▶ **Your task**:
Exactly reproduce each entry, leaving out nothing.

▶ **Input**:
════════════════

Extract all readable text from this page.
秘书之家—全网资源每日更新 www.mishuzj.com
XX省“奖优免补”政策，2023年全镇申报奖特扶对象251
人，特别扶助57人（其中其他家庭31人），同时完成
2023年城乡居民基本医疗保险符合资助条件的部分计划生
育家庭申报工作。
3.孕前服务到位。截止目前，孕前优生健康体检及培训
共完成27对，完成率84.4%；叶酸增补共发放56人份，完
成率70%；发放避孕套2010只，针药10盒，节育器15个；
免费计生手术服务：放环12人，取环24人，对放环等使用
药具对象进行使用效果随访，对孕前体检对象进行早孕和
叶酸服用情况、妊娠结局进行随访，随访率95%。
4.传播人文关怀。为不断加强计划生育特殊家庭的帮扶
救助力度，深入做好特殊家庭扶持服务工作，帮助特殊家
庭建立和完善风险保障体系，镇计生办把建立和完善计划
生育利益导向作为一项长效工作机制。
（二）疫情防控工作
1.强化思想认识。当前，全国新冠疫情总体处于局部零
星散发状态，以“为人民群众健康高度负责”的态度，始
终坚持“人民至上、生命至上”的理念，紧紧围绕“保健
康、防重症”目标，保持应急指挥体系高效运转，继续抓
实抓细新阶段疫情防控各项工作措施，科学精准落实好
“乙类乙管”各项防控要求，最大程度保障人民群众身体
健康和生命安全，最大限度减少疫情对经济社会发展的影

════════════════

▶ **Answer to this task**:
Extract all readable text from this page.
秘书之家—全网资源每日更新 www.mishuzj.com
XX省“奖优免补”政策，2023年全镇申报奖特扶对象251
人，特别扶助57人（其中其他家庭31人），同时完成
2023年城乡居民基本医疗保险符合资助条件的部分计划生
育家庭申报工作。
3.孕前服务到位。截止目前，孕前优生健康体检及培训
共完成27对，完成率84.4%；叶酸增补共发放56人份，完
成率70%；发放避孕套2010只，针药10盒，节育器15个；
免费计生手术服务：放环12人，取环24人，对放环等使用
药具对象进行使用效果随访，对孕前体检对象进行早孕和
叶酸服用情况、妊娠结局进行随访，随访率95%。
4.传播人文关怀。为不断加强计划生育特殊家庭的帮扶
救助力度，深入做好特殊家庭扶持服务工作，帮助特殊家
庭建立和完善风险保障体系，镇计生办把建立和完善计划
生育利益导向作为一项长效工作机制。
（二）疫情防控工作
1.强化思想认识。当前，全国新冠疫情总体处于局部零
星散发状态，以“为人民群众健康高度负责”的态度，始
终坚持“人民至上、生命至上”的理念，紧紧围绕“保健
康、防重症”目标，保持应急指挥体系高效运转，继续抓
实抓细新阶段疫情防控各项工作措施，科学精准落实好
“乙类乙管”各项防控要求，最大程度保障人民群众身体
健康和生命安全，最大限度减少疫情对经济社会发展的影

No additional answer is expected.